Work instructions »
Pick out every line with the word "text" and copy it.

==*==

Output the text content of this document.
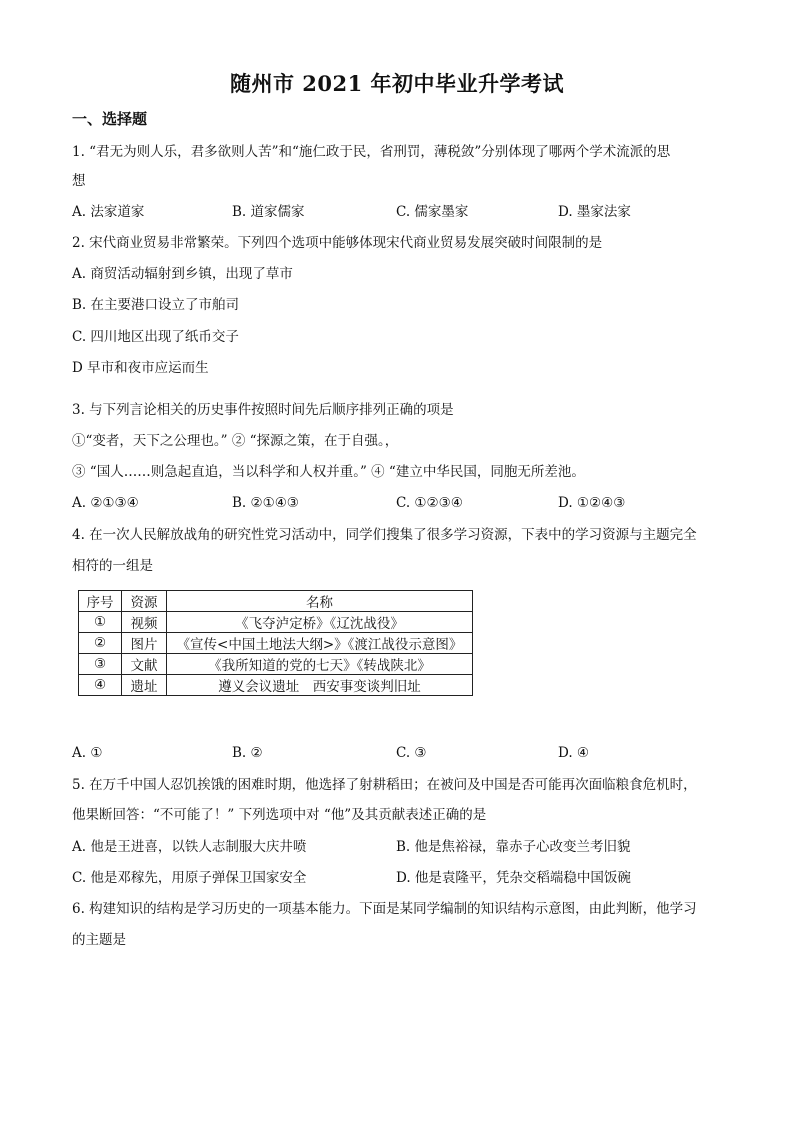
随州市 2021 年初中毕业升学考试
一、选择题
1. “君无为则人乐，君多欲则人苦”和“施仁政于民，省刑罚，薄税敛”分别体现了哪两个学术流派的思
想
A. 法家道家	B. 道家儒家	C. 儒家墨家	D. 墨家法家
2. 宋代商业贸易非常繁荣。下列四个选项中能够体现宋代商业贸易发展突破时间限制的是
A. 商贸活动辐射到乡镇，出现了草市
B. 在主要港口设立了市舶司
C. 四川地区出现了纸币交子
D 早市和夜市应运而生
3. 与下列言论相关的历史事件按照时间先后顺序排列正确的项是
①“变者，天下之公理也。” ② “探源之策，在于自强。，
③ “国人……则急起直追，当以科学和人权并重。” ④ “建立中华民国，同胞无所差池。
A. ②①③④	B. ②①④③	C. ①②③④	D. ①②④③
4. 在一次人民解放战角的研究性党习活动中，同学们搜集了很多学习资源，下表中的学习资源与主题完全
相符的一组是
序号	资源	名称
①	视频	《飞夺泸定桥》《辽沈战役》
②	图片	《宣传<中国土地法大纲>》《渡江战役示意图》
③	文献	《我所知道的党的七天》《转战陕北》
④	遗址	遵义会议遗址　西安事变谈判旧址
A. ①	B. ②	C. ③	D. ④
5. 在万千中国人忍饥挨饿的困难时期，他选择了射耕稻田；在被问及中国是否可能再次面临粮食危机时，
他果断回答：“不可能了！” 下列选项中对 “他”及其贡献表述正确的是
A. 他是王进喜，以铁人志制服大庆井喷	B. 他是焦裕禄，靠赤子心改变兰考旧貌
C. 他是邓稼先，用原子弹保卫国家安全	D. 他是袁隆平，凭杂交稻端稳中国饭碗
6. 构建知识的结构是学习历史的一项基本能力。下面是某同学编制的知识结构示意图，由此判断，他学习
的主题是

==*==

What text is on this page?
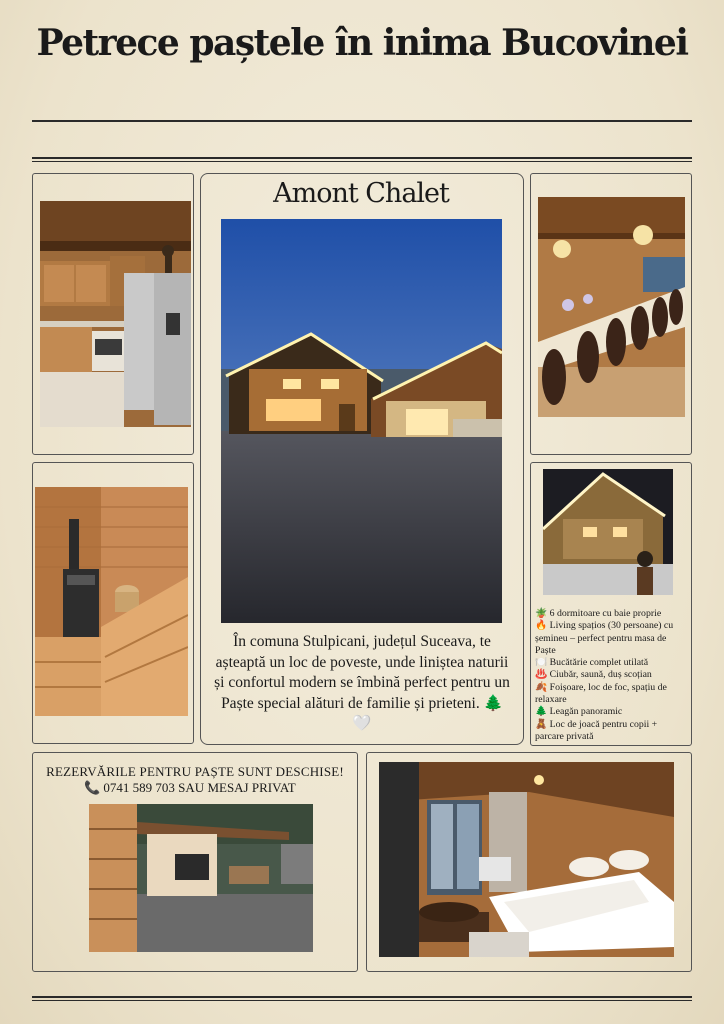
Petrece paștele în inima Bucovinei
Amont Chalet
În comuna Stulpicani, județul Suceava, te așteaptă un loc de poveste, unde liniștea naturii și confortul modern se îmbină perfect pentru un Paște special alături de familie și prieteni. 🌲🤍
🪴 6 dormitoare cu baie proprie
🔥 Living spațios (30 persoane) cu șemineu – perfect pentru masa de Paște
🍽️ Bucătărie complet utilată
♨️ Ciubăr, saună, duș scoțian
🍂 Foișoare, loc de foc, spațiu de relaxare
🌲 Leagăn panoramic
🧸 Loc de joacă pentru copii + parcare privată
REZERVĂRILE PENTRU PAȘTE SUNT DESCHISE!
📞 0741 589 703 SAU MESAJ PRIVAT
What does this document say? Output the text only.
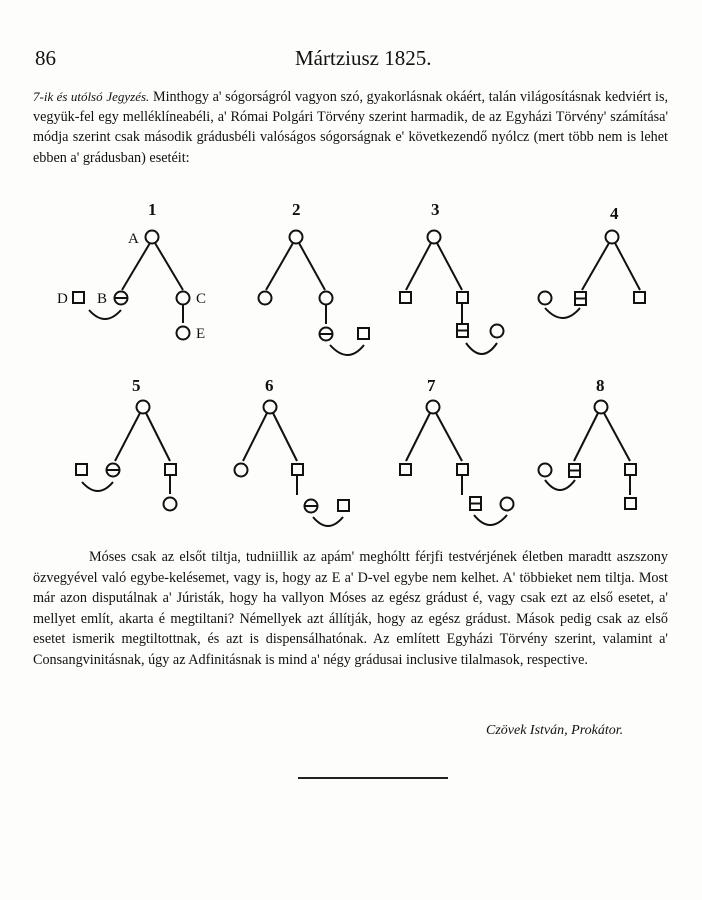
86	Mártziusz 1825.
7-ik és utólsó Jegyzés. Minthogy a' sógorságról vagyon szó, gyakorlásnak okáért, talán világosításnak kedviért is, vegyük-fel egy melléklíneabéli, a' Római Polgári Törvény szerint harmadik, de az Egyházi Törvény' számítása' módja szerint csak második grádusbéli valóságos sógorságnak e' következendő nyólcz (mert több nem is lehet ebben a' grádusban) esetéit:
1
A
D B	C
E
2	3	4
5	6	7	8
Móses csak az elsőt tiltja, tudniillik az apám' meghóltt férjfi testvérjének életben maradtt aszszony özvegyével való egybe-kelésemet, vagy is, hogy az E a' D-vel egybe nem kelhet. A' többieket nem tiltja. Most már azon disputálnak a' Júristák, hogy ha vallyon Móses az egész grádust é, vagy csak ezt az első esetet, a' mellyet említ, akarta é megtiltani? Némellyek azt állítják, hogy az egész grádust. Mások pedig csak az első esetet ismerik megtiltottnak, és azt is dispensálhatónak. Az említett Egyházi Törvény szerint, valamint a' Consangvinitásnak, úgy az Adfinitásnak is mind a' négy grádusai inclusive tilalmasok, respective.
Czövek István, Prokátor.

==*==

Complete answer »
Output the text content of this document.
What text is on this page?
What does this document say? Output the text only.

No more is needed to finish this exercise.